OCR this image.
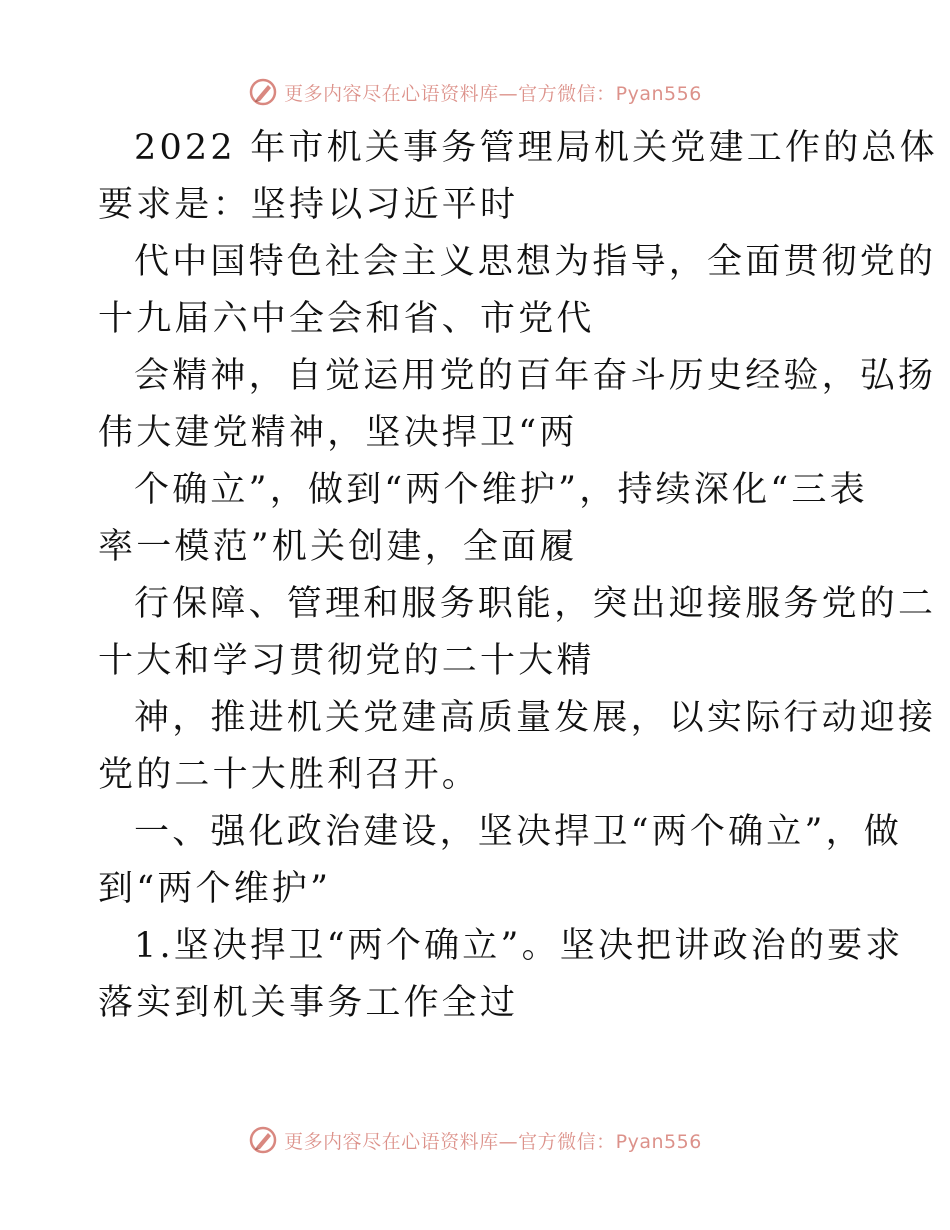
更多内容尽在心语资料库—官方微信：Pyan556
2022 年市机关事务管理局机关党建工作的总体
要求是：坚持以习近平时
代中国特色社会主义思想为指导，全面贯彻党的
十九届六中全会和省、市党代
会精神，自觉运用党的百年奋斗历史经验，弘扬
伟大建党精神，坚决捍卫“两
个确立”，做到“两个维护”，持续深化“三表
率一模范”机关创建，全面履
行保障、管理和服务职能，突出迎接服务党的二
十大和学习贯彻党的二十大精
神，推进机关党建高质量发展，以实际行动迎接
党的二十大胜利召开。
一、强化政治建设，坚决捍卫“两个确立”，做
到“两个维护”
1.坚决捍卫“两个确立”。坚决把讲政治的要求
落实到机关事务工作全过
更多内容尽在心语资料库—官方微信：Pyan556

==========

Task requirements: Gather every line containing the word "两个确立" and copy it.

Correct result:
一、强化政治建设，坚决捍卫“两个确立”，做
1.坚决捍卫“两个确立”。坚决把讲政治的要求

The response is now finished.